**Task details:** Copy out each line that mentions the word "JSON".

— START OF Records for the task —

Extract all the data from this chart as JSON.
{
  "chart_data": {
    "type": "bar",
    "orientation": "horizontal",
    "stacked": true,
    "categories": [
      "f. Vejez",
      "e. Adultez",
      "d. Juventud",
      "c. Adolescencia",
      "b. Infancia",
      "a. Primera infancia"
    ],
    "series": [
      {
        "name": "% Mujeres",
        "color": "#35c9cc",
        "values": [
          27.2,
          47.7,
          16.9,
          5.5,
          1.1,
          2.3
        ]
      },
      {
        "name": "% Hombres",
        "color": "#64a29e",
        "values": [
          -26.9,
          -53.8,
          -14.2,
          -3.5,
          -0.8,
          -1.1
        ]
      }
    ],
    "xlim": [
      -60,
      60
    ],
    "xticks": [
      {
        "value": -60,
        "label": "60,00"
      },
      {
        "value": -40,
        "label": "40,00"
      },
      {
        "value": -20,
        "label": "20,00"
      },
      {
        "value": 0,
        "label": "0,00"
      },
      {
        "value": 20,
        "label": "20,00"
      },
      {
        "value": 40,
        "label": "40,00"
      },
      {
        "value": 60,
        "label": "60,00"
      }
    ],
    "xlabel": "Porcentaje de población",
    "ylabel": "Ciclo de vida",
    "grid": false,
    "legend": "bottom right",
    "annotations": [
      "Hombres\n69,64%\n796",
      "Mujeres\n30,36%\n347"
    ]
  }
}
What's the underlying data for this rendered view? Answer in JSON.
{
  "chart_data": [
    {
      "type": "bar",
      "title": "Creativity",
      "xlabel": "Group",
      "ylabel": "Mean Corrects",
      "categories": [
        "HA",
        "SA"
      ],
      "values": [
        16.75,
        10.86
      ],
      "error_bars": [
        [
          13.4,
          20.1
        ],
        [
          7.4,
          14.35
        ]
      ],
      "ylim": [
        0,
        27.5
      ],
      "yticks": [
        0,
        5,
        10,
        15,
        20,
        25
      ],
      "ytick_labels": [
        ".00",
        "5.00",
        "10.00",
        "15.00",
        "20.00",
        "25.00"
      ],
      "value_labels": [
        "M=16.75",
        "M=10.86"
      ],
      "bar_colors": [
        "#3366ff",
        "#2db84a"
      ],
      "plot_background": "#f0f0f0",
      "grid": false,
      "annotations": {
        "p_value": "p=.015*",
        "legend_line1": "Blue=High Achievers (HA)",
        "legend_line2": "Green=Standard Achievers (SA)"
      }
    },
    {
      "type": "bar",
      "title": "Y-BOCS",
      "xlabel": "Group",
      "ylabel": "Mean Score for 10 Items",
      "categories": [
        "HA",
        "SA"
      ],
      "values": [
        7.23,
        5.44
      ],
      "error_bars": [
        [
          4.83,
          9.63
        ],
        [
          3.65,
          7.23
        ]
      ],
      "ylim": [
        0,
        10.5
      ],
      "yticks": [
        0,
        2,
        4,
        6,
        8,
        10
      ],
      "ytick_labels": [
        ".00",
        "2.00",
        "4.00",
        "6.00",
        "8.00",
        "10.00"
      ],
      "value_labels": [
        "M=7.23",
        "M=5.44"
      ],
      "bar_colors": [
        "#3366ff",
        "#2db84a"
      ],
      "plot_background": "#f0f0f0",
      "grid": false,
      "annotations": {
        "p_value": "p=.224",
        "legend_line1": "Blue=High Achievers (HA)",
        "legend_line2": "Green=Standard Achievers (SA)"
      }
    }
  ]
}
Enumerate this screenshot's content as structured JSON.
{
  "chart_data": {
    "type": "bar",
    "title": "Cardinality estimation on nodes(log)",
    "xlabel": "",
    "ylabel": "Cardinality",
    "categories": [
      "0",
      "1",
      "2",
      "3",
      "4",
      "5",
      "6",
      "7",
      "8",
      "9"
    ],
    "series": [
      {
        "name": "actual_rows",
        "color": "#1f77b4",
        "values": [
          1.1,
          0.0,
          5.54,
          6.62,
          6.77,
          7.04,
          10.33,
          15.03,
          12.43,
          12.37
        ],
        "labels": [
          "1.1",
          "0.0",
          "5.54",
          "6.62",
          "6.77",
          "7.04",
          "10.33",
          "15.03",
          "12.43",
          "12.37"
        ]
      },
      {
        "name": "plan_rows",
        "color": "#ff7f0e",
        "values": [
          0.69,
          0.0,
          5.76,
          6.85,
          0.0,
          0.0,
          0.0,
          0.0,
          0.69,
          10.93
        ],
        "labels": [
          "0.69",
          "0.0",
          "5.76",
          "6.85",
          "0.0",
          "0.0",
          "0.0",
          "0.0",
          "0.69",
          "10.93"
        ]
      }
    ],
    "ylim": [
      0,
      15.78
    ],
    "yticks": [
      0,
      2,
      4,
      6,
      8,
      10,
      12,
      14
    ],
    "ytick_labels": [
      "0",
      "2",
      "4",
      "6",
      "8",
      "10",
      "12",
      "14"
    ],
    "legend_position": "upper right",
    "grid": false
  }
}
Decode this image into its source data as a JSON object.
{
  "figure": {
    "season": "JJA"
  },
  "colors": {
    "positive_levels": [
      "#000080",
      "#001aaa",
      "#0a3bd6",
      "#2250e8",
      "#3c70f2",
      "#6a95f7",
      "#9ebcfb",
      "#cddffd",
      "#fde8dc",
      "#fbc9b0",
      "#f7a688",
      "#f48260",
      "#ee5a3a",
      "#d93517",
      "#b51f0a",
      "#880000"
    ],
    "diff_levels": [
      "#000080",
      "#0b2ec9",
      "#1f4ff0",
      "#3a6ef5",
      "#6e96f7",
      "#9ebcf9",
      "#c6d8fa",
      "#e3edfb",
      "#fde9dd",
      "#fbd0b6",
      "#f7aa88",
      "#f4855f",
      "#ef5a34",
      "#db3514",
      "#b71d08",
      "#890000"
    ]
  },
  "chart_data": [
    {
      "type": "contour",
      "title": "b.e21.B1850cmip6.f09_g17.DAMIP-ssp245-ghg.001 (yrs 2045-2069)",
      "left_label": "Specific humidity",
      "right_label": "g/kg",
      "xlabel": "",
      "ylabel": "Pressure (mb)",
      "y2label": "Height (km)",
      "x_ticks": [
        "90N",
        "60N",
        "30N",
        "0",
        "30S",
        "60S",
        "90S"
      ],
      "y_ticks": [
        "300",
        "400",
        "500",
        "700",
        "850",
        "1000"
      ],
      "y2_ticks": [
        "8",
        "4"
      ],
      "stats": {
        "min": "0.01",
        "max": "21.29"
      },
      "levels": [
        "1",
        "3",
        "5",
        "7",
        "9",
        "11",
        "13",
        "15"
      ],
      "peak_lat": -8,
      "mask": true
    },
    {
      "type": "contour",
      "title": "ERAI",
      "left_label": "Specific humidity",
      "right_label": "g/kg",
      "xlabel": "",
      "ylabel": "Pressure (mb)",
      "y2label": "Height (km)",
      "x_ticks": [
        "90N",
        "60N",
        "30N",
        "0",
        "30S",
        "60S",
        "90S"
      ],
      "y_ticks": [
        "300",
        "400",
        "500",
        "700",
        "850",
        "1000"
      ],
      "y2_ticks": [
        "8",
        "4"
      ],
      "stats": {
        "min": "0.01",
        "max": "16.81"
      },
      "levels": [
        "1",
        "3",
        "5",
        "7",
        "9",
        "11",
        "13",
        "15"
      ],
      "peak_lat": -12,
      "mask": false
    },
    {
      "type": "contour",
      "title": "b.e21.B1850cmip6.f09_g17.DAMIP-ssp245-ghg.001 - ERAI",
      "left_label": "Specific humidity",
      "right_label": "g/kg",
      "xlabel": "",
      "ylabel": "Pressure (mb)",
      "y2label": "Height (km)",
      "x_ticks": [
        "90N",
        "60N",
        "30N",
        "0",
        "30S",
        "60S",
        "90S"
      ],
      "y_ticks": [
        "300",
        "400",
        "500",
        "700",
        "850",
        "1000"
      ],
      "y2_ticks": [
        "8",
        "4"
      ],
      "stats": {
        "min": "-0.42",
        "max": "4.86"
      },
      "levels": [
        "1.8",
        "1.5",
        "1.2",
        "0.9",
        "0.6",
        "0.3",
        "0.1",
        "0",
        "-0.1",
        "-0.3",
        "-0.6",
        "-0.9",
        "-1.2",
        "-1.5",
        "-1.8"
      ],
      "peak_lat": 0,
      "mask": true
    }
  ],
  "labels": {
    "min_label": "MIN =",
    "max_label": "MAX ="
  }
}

— END OF Records for the task —

**Exercise answer:**
Extract all the data from this chart as JSON.
What's the underlying data for this rendered view? Answer in JSON.
Enumerate this screenshot's content as structured JSON.
Decode this image into its source data as a JSON object.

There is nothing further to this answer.